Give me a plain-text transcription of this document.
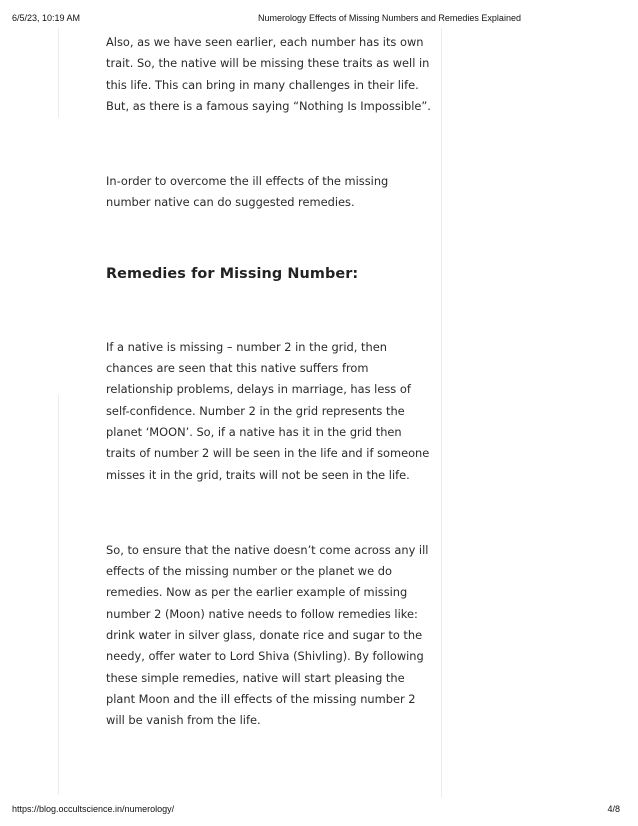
6/5/23, 10:19 AM	Numerology Effects of Missing Numbers and Remedies Explained

Also, as we have seen earlier, each number has its own
trait. So, the native will be missing these traits as well in
this life. This can bring in many challenges in their life.
But, as there is a famous saying “Nothing Is Impossible”.

In-order to overcome the ill effects of the missing
number native can do suggested remedies.

Remedies for Missing Number:

If a native is missing – number 2 in the grid, then
chances are seen that this native suffers from
relationship problems, delays in marriage, has less of
self-confidence. Number 2 in the grid represents the
planet ‘MOON’. So, if a native has it in the grid then
traits of number 2 will be seen in the life and if someone
misses it in the grid, traits will not be seen in the life.

So, to ensure that the native doesn’t come across any ill
effects of the missing number or the planet we do
remedies. Now as per the earlier example of missing
number 2 (Moon) native needs to follow remedies like:
drink water in silver glass, donate rice and sugar to the
needy, offer water to Lord Shiva (Shivling). By following
these simple remedies, native will start pleasing the
plant Moon and the ill effects of the missing number 2
will be vanish from the life.

https://blog.occultscience.in/numerology/	4/8
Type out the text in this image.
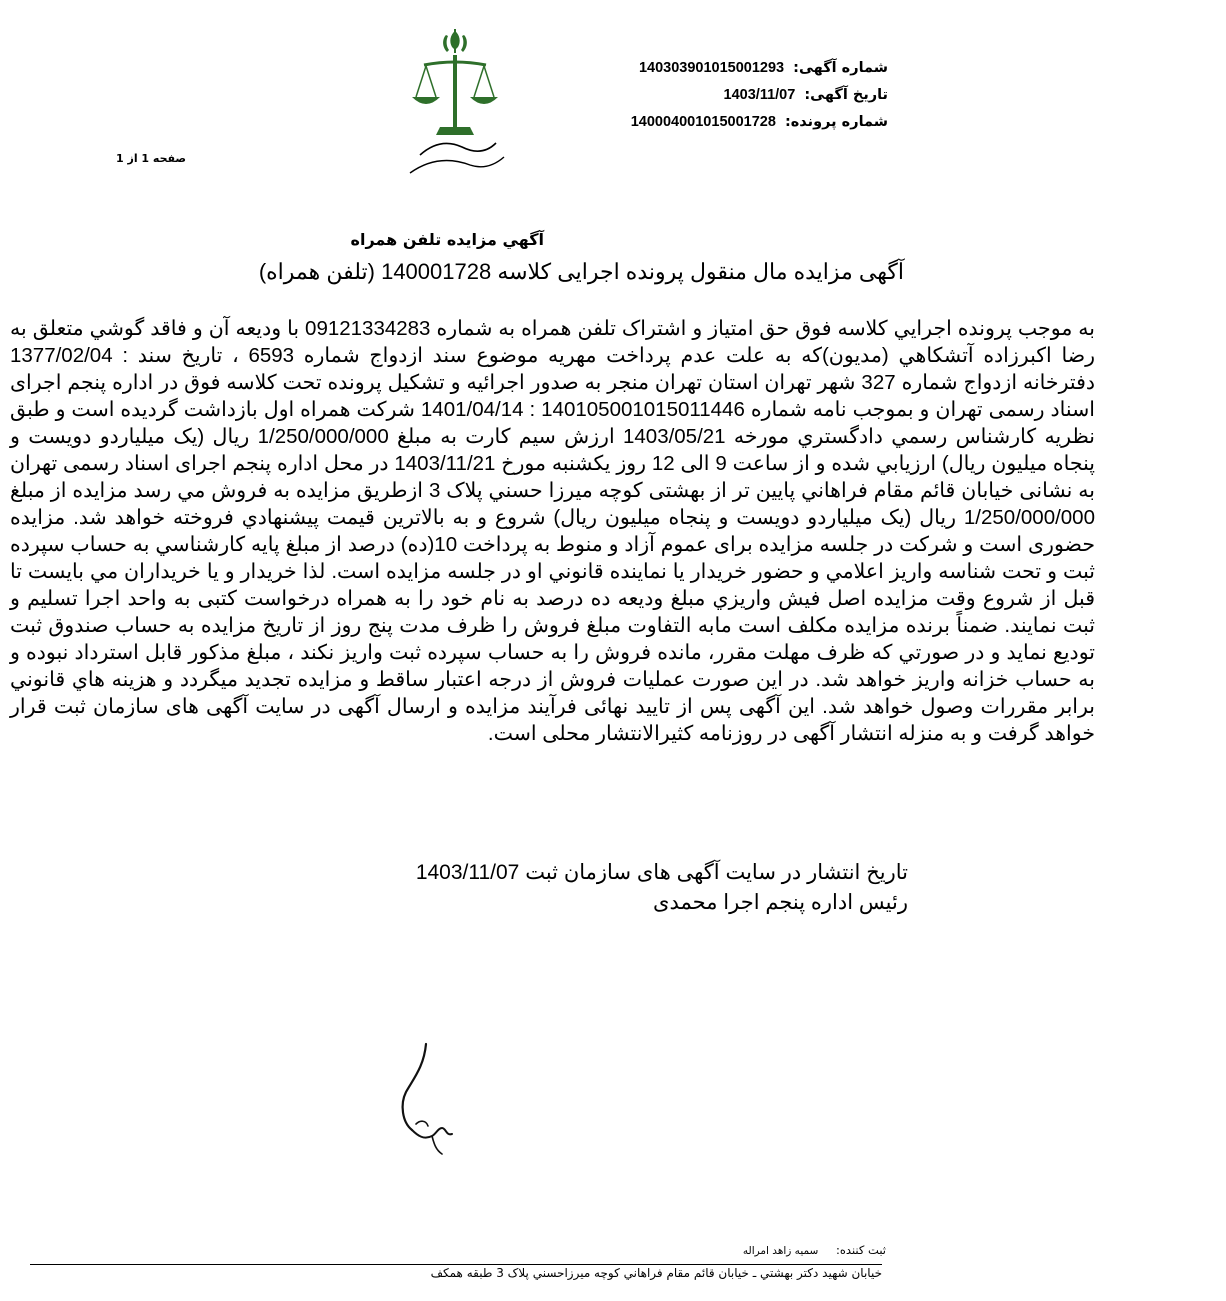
شماره آگهی: 140303901015001293
تاریخ آگهی: 1403/11/07
شماره پرونده: 140004001015001728
صفحه 1 از 1
آگهي مزايده تلفن همراه
آگهی مزایده مال منقول پرونده اجرایی کلاسه 140001728 (تلفن همراه)
به موجب پرونده اجرايي كلاسه فوق حق امتياز و اشتراک تلفن همراه به شماره 09121334283 با ودیعه آن و فاقد گوشي متعلق به رضا اكبرزاده آتشكاهي (مديون)كه به علت عدم پرداخت مهريه موضوع سند ازدواج شماره 6593 ، تاريخ سند : 1377/02/04 دفترخانه ازدواج شماره 327 شهر تهران استان تهران منجر به صدور اجرائيه و تشكيل پرونده تحت كلاسه فوق در اداره پنجم اجرای اسناد رسمی تهران و بموجب نامه شماره 140105001015011446 : 1401/04/14 شركت همراه اول بازداشت گرديده است و طبق نظريه كارشناس رسمي دادگستري مورخه 1403/05/21 ارزش سيم كارت به مبلغ 1/250/000/000 ريال (یک میلیاردو دویست و پنجاه میلیون ریال) ارزيابي شده و از ساعت 9 الی 12 روز یکشنبه مورخ 1403/11/21 در محل اداره پنجم اجرای اسناد رسمی تهران به نشانی خيابان قائم مقام فراهاني پایین تر از بهشتی كوچه ميرزا حسني پلاک 3 ازطريق مزايده به فروش مي رسد مزايده از مبلغ 1/250/000/000 ريال (یک میلیاردو دویست و پنجاه میلیون ریال) شروع و به بالاترين قيمت پيشنهادي فروخته خواهد شد. مزایده حضوری است و شرکت در جلسه مزایده برای عموم آزاد و منوط به پرداخت 10(ده) درصد از مبلغ پايه كارشناسي به حساب سپرده ثبت و تحت شناسه واريز اعلامي و حضور خريدار يا نماينده قانوني او در جلسه مزايده است. لذا خريدار و يا خريداران مي بايست تا قبل از شروع وقت مزايده اصل فيش واريزي مبلغ وديعه ده درصد به نام خود را به همراه درخواست کتبی به واحد اجرا تسليم و ثبت نمايند. ضمناً برنده مزايده مكلف است مابه التفاوت مبلغ فروش را ظرف مدت پنج روز از تاريخ مزايده به حساب صندوق ثبت توديع نمايد و در صورتي كه ظرف مهلت مقرر، مانده فروش را به حساب سپرده ثبت واريز نكند ، مبلغ مذكور قابل استرداد نبوده و به حساب خزانه واريز خواهد شد. در اين صورت عمليات فروش از درجه اعتبار ساقط و مزايده تجديد ميگردد و هزينه هاي قانوني برابر مقررات وصول خواهد شد. این آگهی پس از تایید نهائی فرآیند مزایده و ارسال آگهی در سایت آگهی های سازمان ثبت قرار خواهد گرفت و به منزله انتشار آگهی در روزنامه کثیرالانتشار محلی است.
تاریخ انتشار در سایت آگهی های سازمان ثبت 1403/11/07
رئیس اداره پنجم اجرا محمدی
ثبت كننده: سميه زاهد امراله
خیابان شهید دکتر بهشتي ـ خیابان قائم مقام فراهاني کوچه ميرزاحسني پلاک 3 طبقه همكف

· · ·

BRIEF. Reproduce the listing above exactly, excluding all pictures.

SOLUTION TO THIS PROBLEM.
Give me a plain-text transcription of this document.
6/5/23, 10:19 AM	Numerology Effects of Missing Numbers and Remedies Explained

Also, as we have seen earlier, each number has its own
trait. So, the native will be missing these traits as well in
this life. This can bring in many challenges in their life.
But, as there is a famous saying “Nothing Is Impossible”.

In-order to overcome the ill effects of the missing
number native can do suggested remedies.

Remedies for Missing Number:

If a native is missing – number 2 in the grid, then
chances are seen that this native suffers from
relationship problems, delays in marriage, has less of
self-confidence. Number 2 in the grid represents the
planet ‘MOON’. So, if a native has it in the grid then
traits of number 2 will be seen in the life and if someone
misses it in the grid, traits will not be seen in the life.

So, to ensure that the native doesn’t come across any ill
effects of the missing number or the planet we do
remedies. Now as per the earlier example of missing
number 2 (Moon) native needs to follow remedies like:
drink water in silver glass, donate rice and sugar to the
needy, offer water to Lord Shiva (Shivling). By following
these simple remedies, native will start pleasing the
plant Moon and the ill effects of the missing number 2
will be vanish from the life.

https://blog.occultscience.in/numerology/	4/8
Type out the text in this image.
شماره آگهی: 140303901015001293
تاریخ آگهی: 1403/11/07
شماره پرونده: 140004001015001728
صفحه 1 از 1
آگهي مزايده تلفن همراه
آگهی مزایده مال منقول پرونده اجرایی کلاسه 140001728 (تلفن همراه)
به موجب پرونده اجرايي كلاسه فوق حق امتياز و اشتراک تلفن همراه به شماره 09121334283 با ودیعه آن و فاقد گوشي متعلق به رضا اكبرزاده آتشكاهي (مديون)كه به علت عدم پرداخت مهريه موضوع سند ازدواج شماره 6593 ، تاريخ سند : 1377/02/04 دفترخانه ازدواج شماره 327 شهر تهران استان تهران منجر به صدور اجرائيه و تشكيل پرونده تحت كلاسه فوق در اداره پنجم اجرای اسناد رسمی تهران و بموجب نامه شماره 140105001015011446 : 1401/04/14 شركت همراه اول بازداشت گرديده است و طبق نظريه كارشناس رسمي دادگستري مورخه 1403/05/21 ارزش سيم كارت به مبلغ 1/250/000/000 ريال (یک میلیاردو دویست و پنجاه میلیون ریال) ارزيابي شده و از ساعت 9 الی 12 روز یکشنبه مورخ 1403/11/21 در محل اداره پنجم اجرای اسناد رسمی تهران به نشانی خيابان قائم مقام فراهاني پایین تر از بهشتی كوچه ميرزا حسني پلاک 3 ازطريق مزايده به فروش مي رسد مزايده از مبلغ 1/250/000/000 ريال (یک میلیاردو دویست و پنجاه میلیون ریال) شروع و به بالاترين قيمت پيشنهادي فروخته خواهد شد. مزایده حضوری است و شرکت در جلسه مزایده برای عموم آزاد و منوط به پرداخت 10(ده) درصد از مبلغ پايه كارشناسي به حساب سپرده ثبت و تحت شناسه واريز اعلامي و حضور خريدار يا نماينده قانوني او در جلسه مزايده است. لذا خريدار و يا خريداران مي بايست تا قبل از شروع وقت مزايده اصل فيش واريزي مبلغ وديعه ده درصد به نام خود را به همراه درخواست کتبی به واحد اجرا تسليم و ثبت نمايند. ضمناً برنده مزايده مكلف است مابه التفاوت مبلغ فروش را ظرف مدت پنج روز از تاريخ مزايده به حساب صندوق ثبت توديع نمايد و در صورتي كه ظرف مهلت مقرر، مانده فروش را به حساب سپرده ثبت واريز نكند ، مبلغ مذكور قابل استرداد نبوده و به حساب خزانه واريز خواهد شد. در اين صورت عمليات فروش از درجه اعتبار ساقط و مزايده تجديد ميگردد و هزينه هاي قانوني برابر مقررات وصول خواهد شد. این آگهی پس از تایید نهائی فرآیند مزایده و ارسال آگهی در سایت آگهی های سازمان ثبت قرار خواهد گرفت و به منزله انتشار آگهی در روزنامه کثیرالانتشار محلی است.
تاریخ انتشار در سایت آگهی های سازمان ثبت 1403/11/07
رئیس اداره پنجم اجرا محمدی
ثبت كننده: سميه زاهد امراله
خیابان شهید دکتر بهشتي ـ خیابان قائم مقام فراهاني کوچه ميرزاحسني پلاک 3 طبقه همكف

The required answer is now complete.